* Work task *
Could each record be restated word for word?

Items from a data source:

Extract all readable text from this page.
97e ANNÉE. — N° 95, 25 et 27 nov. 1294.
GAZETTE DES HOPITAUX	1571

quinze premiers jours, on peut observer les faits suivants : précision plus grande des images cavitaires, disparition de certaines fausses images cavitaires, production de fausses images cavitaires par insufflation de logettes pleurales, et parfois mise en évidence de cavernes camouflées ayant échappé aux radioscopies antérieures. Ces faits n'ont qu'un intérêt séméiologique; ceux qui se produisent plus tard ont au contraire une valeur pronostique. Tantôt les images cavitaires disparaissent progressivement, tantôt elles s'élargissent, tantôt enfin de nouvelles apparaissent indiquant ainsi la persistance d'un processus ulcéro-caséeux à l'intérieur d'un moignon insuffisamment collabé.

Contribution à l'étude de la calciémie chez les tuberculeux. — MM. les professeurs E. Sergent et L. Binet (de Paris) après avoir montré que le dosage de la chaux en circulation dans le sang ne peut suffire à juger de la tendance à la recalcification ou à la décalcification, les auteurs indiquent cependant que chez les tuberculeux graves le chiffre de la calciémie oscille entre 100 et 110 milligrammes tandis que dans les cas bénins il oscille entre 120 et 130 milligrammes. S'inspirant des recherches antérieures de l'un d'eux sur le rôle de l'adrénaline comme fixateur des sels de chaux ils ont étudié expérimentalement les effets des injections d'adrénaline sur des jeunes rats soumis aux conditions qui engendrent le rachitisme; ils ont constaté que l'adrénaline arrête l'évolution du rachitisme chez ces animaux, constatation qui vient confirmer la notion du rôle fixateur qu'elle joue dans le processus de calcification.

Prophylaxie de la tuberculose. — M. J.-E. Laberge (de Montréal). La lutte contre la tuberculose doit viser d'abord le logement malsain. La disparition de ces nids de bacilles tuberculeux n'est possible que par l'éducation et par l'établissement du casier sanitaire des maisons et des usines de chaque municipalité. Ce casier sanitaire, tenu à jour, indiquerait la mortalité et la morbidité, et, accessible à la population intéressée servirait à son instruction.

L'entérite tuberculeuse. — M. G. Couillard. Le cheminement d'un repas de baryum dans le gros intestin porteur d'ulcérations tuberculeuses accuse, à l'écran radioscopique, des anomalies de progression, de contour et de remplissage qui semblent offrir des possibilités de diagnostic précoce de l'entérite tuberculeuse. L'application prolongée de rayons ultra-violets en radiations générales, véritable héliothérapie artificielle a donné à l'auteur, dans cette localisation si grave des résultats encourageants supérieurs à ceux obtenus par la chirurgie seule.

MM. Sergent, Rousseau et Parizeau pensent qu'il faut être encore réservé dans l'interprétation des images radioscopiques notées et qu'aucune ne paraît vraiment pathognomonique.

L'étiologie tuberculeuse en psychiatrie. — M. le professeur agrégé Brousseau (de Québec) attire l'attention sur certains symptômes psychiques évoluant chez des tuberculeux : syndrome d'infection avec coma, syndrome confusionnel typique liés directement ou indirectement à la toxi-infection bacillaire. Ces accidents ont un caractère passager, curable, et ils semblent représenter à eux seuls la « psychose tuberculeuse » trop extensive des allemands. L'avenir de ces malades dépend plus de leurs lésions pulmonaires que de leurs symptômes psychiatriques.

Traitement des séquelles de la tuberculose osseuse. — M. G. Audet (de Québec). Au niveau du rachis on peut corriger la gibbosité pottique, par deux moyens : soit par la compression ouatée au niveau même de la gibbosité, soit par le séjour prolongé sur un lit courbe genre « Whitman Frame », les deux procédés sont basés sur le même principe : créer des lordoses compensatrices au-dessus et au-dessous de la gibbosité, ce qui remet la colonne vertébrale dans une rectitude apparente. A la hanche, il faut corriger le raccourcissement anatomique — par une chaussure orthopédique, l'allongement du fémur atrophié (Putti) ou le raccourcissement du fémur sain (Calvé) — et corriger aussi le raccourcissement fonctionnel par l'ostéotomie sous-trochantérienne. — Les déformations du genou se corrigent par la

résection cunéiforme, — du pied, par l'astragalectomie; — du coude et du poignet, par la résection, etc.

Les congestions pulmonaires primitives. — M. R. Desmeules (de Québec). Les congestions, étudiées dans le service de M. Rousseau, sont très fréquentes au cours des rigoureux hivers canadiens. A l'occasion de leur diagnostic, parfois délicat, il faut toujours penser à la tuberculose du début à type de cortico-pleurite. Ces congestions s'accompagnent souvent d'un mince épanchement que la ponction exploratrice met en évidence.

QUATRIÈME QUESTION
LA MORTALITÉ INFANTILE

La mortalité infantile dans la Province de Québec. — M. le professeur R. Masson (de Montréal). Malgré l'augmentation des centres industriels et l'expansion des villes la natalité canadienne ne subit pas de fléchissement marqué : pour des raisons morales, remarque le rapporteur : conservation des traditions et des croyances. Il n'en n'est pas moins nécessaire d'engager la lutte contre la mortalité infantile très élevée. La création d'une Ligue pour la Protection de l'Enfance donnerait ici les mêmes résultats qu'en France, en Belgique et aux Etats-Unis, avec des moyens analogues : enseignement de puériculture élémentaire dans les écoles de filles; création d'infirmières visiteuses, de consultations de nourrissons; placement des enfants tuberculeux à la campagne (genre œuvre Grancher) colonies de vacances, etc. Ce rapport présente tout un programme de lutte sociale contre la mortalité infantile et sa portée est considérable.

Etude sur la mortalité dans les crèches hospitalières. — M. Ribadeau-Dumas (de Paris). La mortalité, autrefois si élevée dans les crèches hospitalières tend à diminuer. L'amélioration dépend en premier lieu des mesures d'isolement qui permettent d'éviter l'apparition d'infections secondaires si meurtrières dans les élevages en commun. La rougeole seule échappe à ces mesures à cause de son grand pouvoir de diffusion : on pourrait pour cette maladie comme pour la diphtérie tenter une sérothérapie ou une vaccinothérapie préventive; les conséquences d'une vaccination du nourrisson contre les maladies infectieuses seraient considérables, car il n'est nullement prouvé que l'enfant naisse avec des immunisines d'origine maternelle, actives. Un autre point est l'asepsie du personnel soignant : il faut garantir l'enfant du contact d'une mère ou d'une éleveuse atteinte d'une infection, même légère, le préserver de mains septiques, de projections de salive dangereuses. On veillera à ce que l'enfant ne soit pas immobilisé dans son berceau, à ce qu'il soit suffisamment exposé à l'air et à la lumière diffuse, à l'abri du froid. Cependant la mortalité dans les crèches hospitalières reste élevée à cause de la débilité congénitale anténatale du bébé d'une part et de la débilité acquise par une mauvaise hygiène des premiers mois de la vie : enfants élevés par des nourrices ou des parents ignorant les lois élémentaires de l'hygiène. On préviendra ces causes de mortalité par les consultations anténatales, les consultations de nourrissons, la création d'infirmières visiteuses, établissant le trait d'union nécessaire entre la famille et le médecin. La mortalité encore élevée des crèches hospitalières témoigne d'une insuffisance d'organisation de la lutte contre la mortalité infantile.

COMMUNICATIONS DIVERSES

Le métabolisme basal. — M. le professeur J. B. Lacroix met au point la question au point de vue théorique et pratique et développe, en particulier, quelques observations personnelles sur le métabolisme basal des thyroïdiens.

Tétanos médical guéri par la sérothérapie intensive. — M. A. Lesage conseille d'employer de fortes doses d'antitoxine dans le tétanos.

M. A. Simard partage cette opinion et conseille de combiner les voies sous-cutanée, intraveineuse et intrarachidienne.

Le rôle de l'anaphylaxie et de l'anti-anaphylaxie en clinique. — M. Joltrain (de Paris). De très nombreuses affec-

* Response area *
Extract all readable text from this page.
97e ANNÉE. — N° 95, 25 et 27 nov. 1294.
GAZETTE DES HOPITAUX	1571

quinze premiers jours, on peut observer les faits suivants : précision plus grande des images cavitaires, disparition de certaines fausses images cavitaires, production de fausses images cavitaires par insufflation de logettes pleurales, et parfois mise en évidence de cavernes camouflées ayant échappé aux radioscopies antérieures. Ces faits n'ont qu'un intérêt séméiologique; ceux qui se produisent plus tard ont au contraire une valeur pronostique. Tantôt les images cavitaires disparaissent progressivement, tantôt elles s'élargissent, tantôt enfin de nouvelles apparaissent indiquant ainsi la persistance d'un processus ulcéro-caséeux à l'intérieur d'un moignon insuffisamment collabé.

Contribution à l'étude de la calciémie chez les tuberculeux. — MM. les professeurs E. Sergent et L. Binet (de Paris) après avoir montré que le dosage de la chaux en circulation dans le sang ne peut suffire à juger de la tendance à la recalcification ou à la décalcification, les auteurs indiquent cependant que chez les tuberculeux graves le chiffre de la calciémie oscille entre 100 et 110 milligrammes tandis que dans les cas bénins il oscille entre 120 et 130 milligrammes. S'inspirant des recherches antérieures de l'un d'eux sur le rôle de l'adrénaline comme fixateur des sels de chaux ils ont étudié expérimentalement les effets des injections d'adrénaline sur des jeunes rats soumis aux conditions qui engendrent le rachitisme; ils ont constaté que l'adrénaline arrête l'évolution du rachitisme chez ces animaux, constatation qui vient confirmer la notion du rôle fixateur qu'elle joue dans le processus de calcification.

Prophylaxie de la tuberculose. — M. J.-E. Laberge (de Montréal). La lutte contre la tuberculose doit viser d'abord le logement malsain. La disparition de ces nids de bacilles tuberculeux n'est possible que par l'éducation et par l'établissement du casier sanitaire des maisons et des usines de chaque municipalité. Ce casier sanitaire, tenu à jour, indiquerait la mortalité et la morbidité, et, accessible à la population intéressée servirait à son instruction.

L'entérite tuberculeuse. — M. G. Couillard. Le cheminement d'un repas de baryum dans le gros intestin porteur d'ulcérations tuberculeuses accuse, à l'écran radioscopique, des anomalies de progression, de contour et de remplissage qui semblent offrir des possibilités de diagnostic précoce de l'entérite tuberculeuse. L'application prolongée de rayons ultra-violets en radiations générales, véritable héliothérapie artificielle a donné à l'auteur, dans cette localisation si grave des résultats encourageants supérieurs à ceux obtenus par la chirurgie seule.

MM. Sergent, Rousseau et Parizeau pensent qu'il faut être encore réservé dans l'interprétation des images radioscopiques notées et qu'aucune ne paraît vraiment pathognomonique.

L'étiologie tuberculeuse en psychiatrie. — M. le professeur agrégé Brousseau (de Québec) attire l'attention sur certains symptômes psychiques évoluant chez des tuberculeux : syndrome d'infection avec coma, syndrome confusionnel typique liés directement ou indirectement à la toxi-infection bacillaire. Ces accidents ont un caractère passager, curable, et ils semblent représenter à eux seuls la « psychose tuberculeuse » trop extensive des allemands. L'avenir de ces malades dépend plus de leurs lésions pulmonaires que de leurs symptômes psychiatriques.

Traitement des séquelles de la tuberculose osseuse. — M. G. Audet (de Québec). Au niveau du rachis on peut corriger la gibbosité pottique, par deux moyens : soit par la compression ouatée au niveau même de la gibbosité, soit par le séjour prolongé sur un lit courbe genre « Whitman Frame », les deux procédés sont basés sur le même principe : créer des lordoses compensatrices au-dessus et au-dessous de la gibbosité, ce qui remet la colonne vertébrale dans une rectitude apparente. A la hanche, il faut corriger le raccourcissement anatomique — par une chaussure orthopédique, l'allongement du fémur atrophié (Putti) ou le raccourcissement du fémur sain (Calvé) — et corriger aussi le raccourcissement fonctionnel par l'ostéotomie sous-trochantérienne. — Les déformations du genou se corrigent par la

résection cunéiforme, — du pied, par l'astragalectomie; — du coude et du poignet, par la résection, etc.

Les congestions pulmonaires primitives. — M. R. Desmeules (de Québec). Les congestions, étudiées dans le service de M. Rousseau, sont très fréquentes au cours des rigoureux hivers canadiens. A l'occasion de leur diagnostic, parfois délicat, il faut toujours penser à la tuberculose du début à type de cortico-pleurite. Ces congestions s'accompagnent souvent d'un mince épanchement que la ponction exploratrice met en évidence.

QUATRIÈME QUESTION
LA MORTALITÉ INFANTILE

La mortalité infantile dans la Province de Québec. — M. le professeur R. Masson (de Montréal). Malgré l'augmentation des centres industriels et l'expansion des villes la natalité canadienne ne subit pas de fléchissement marqué : pour des raisons morales, remarque le rapporteur : conservation des traditions et des croyances. Il n'en n'est pas moins nécessaire d'engager la lutte contre la mortalité infantile très élevée. La création d'une Ligue pour la Protection de l'Enfance donnerait ici les mêmes résultats qu'en France, en Belgique et aux Etats-Unis, avec des moyens analogues : enseignement de puériculture élémentaire dans les écoles de filles; création d'infirmières visiteuses, de consultations de nourrissons; placement des enfants tuberculeux à la campagne (genre œuvre Grancher) colonies de vacances, etc. Ce rapport présente tout un programme de lutte sociale contre la mortalité infantile et sa portée est considérable.

Etude sur la mortalité dans les crèches hospitalières. — M. Ribadeau-Dumas (de Paris). La mortalité, autrefois si élevée dans les crèches hospitalières tend à diminuer. L'amélioration dépend en premier lieu des mesures d'isolement qui permettent d'éviter l'apparition d'infections secondaires si meurtrières dans les élevages en commun. La rougeole seule échappe à ces mesures à cause de son grand pouvoir de diffusion : on pourrait pour cette maladie comme pour la diphtérie tenter une sérothérapie ou une vaccinothérapie préventive; les conséquences d'une vaccination du nourrisson contre les maladies infectieuses seraient considérables, car il n'est nullement prouvé que l'enfant naisse avec des immunisines d'origine maternelle, actives. Un autre point est l'asepsie du personnel soignant : il faut garantir l'enfant du contact d'une mère ou d'une éleveuse atteinte d'une infection, même légère, le préserver de mains septiques, de projections de salive dangereuses. On veillera à ce que l'enfant ne soit pas immobilisé dans son berceau, à ce qu'il soit suffisamment exposé à l'air et à la lumière diffuse, à l'abri du froid. Cependant la mortalité dans les crèches hospitalières reste élevée à cause de la débilité congénitale anténatale du bébé d'une part et de la débilité acquise par une mauvaise hygiène des premiers mois de la vie : enfants élevés par des nourrices ou des parents ignorant les lois élémentaires de l'hygiène. On préviendra ces causes de mortalité par les consultations anténatales, les consultations de nourrissons, la création d'infirmières visiteuses, établissant le trait d'union nécessaire entre la famille et le médecin. La mortalité encore élevée des crèches hospitalières témoigne d'une insuffisance d'organisation de la lutte contre la mortalité infantile.

COMMUNICATIONS DIVERSES

Le métabolisme basal. — M. le professeur J. B. Lacroix met au point la question au point de vue théorique et pratique et développe, en particulier, quelques observations personnelles sur le métabolisme basal des thyroïdiens.

Tétanos médical guéri par la sérothérapie intensive. — M. A. Lesage conseille d'employer de fortes doses d'antitoxine dans le tétanos.

M. A. Simard partage cette opinion et conseille de combiner les voies sous-cutanée, intraveineuse et intrarachidienne.

Le rôle de l'anaphylaxie et de l'anti-anaphylaxie en clinique. — M. Joltrain (de Paris). De très nombreuses affec-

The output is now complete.